Transcribe all of the records word for word, but omit the pictures.

Entries provided
##############################
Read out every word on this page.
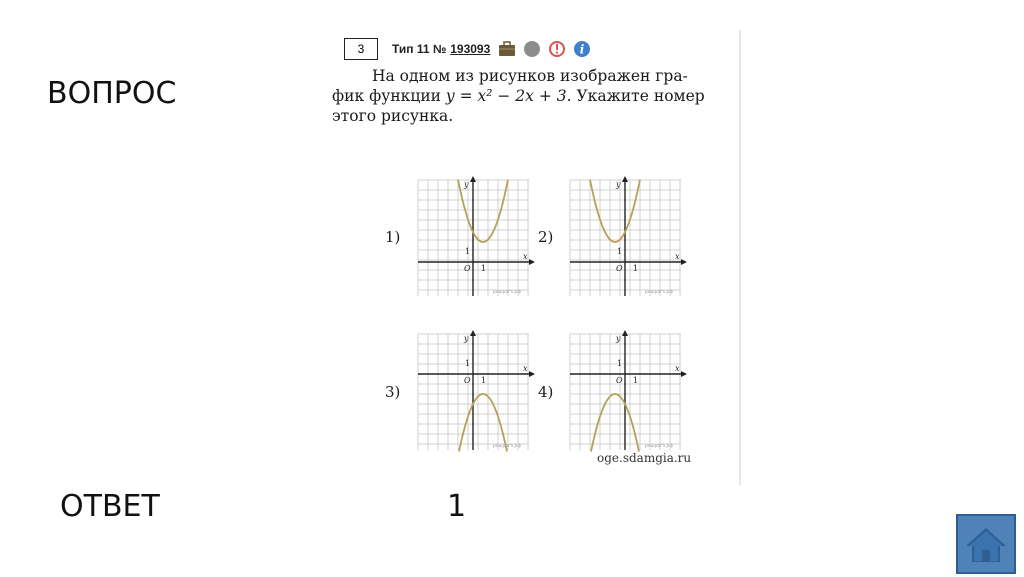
ВОПРОС
ОТВЕТ	1
3	Тип 11 № 193093	i
На одном из рисунков изображен гра-
фик функции y = x² − 2x + 3. Укажите номер
этого рисунка.
y
x
O 1
1
решуогэ.рф
1)
y
x
O 1
1
решуогэ.рф
2)
y
x
O 1
1
решуогэ.рф
3)
y
x
O 1
1
решуогэ.рф
4)
oge.sdamgia.ru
##############################
Correct result
Read out every word on this page.
ВОПРОС
ОТВЕТ	1
3	Тип 11 № 193093	i
На одном из рисунков изображен гра-
фик функции y = x² − 2x + 3. Укажите номер
этого рисунка.
y
x
O 1
1
решуогэ.рф
1)
y
x
O 1
1
решуогэ.рф
2)
y
x
O 1
1
решуогэ.рф
3)
y
x
O 1
1
решуогэ.рф
4)
oge.sdamgia.ru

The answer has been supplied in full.